• [SET EXERCISE]: Scan the records for the word "JSON". Copy each line that includes it.

Extracts from a graphics dataset

.....

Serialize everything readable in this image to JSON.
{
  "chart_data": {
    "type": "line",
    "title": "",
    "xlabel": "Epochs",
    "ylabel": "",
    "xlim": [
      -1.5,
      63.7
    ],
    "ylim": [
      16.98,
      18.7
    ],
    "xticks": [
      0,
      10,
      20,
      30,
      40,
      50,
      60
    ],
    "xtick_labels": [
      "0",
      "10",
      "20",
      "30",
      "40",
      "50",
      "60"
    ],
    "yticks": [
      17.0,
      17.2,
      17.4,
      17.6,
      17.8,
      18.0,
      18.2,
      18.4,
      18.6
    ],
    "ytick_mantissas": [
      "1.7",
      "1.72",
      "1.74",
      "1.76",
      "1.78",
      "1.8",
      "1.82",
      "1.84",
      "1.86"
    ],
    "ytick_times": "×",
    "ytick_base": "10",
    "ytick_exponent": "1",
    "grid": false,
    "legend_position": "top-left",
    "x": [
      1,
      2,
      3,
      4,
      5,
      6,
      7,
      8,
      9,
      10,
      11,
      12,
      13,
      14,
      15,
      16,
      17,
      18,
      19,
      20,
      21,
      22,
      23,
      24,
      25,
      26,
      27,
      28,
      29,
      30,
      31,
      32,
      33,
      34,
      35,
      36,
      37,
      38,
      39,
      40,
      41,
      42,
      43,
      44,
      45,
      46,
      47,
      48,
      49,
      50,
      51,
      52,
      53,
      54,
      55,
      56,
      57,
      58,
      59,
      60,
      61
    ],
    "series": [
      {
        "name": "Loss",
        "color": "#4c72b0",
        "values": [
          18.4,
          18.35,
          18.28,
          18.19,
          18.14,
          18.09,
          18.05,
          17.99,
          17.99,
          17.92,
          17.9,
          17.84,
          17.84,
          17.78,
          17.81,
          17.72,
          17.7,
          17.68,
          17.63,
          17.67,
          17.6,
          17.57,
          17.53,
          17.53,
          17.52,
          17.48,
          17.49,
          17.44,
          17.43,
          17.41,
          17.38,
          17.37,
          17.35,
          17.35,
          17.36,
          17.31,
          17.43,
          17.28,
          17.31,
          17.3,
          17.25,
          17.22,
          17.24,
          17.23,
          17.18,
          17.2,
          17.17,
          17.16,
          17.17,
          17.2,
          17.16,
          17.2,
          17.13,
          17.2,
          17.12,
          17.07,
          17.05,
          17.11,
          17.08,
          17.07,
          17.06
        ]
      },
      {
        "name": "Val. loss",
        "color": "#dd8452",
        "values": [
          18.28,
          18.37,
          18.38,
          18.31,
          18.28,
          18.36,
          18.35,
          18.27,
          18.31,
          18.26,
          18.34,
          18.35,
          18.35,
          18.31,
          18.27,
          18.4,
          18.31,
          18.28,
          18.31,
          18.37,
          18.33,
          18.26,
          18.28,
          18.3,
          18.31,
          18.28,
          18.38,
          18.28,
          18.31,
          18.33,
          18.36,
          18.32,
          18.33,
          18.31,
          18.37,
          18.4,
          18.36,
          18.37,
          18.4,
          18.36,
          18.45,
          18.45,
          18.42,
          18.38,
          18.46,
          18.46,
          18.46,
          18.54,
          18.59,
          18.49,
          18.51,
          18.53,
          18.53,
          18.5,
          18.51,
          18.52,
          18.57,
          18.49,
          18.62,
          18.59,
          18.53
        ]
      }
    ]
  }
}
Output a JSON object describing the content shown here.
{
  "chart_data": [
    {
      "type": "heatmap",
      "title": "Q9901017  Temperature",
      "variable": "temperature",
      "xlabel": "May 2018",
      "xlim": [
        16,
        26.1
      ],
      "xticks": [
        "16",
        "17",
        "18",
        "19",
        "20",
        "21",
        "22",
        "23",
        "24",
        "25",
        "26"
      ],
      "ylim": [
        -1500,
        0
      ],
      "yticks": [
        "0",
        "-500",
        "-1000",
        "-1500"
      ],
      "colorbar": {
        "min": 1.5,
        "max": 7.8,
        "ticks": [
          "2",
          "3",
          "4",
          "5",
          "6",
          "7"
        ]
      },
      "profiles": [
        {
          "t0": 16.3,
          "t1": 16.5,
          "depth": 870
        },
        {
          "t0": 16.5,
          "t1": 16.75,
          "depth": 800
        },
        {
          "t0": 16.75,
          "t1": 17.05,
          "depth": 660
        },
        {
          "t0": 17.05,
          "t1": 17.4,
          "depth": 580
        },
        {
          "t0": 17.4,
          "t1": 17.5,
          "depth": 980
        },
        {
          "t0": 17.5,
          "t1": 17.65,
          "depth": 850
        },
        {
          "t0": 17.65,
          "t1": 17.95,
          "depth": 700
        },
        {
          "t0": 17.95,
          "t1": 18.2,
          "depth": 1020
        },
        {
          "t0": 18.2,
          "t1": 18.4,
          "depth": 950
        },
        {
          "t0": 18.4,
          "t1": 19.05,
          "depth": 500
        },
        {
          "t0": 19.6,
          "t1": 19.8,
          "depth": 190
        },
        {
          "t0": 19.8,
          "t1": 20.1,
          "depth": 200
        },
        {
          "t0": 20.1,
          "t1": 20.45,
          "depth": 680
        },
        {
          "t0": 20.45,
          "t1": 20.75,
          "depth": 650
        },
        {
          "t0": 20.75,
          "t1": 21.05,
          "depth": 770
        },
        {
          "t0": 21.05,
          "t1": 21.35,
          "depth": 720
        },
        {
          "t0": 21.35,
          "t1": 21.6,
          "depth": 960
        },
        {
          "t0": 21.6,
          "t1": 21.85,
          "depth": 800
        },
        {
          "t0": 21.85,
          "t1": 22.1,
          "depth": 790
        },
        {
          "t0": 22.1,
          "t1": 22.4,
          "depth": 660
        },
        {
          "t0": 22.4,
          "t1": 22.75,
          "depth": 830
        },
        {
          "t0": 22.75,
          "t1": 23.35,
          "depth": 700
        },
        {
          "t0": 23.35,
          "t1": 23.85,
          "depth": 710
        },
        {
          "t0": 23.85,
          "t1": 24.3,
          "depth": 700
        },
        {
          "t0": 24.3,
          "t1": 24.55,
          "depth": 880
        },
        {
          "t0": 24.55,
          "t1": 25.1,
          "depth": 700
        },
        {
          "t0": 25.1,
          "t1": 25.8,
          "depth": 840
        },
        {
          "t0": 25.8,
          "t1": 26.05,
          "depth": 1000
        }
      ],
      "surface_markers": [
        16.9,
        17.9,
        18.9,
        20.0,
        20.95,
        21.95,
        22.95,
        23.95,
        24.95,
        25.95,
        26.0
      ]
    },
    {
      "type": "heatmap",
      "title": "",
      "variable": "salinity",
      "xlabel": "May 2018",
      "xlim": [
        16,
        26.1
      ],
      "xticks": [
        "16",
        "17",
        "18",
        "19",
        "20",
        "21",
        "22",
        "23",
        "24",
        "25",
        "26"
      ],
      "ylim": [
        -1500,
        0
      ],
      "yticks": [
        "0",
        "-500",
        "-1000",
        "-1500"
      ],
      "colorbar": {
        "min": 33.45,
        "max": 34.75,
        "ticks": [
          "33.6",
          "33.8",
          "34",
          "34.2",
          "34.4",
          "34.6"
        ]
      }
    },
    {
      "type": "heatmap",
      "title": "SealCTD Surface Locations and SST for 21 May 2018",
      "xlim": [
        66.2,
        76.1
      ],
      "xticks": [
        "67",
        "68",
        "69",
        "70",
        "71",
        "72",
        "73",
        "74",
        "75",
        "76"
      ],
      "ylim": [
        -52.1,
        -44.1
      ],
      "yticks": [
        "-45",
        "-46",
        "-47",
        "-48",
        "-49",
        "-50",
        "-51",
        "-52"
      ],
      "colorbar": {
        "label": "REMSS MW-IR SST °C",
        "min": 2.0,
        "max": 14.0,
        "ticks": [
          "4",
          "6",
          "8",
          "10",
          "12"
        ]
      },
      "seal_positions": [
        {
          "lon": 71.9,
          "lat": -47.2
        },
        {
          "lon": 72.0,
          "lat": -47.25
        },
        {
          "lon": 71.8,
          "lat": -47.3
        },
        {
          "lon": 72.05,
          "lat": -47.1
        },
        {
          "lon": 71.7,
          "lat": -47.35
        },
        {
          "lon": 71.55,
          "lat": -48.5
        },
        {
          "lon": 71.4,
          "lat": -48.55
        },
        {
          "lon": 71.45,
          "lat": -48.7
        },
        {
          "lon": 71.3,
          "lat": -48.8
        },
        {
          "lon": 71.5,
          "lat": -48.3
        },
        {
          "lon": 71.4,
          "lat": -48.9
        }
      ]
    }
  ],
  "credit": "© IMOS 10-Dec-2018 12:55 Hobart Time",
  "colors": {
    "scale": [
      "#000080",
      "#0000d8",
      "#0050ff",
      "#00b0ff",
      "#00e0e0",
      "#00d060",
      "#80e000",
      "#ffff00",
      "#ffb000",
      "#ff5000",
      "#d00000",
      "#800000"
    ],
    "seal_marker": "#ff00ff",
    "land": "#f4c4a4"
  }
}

.....

• [REPLY TO THE TASK]:
Serialize everything readable in this image to JSON.
Output a JSON object describing the content shown here.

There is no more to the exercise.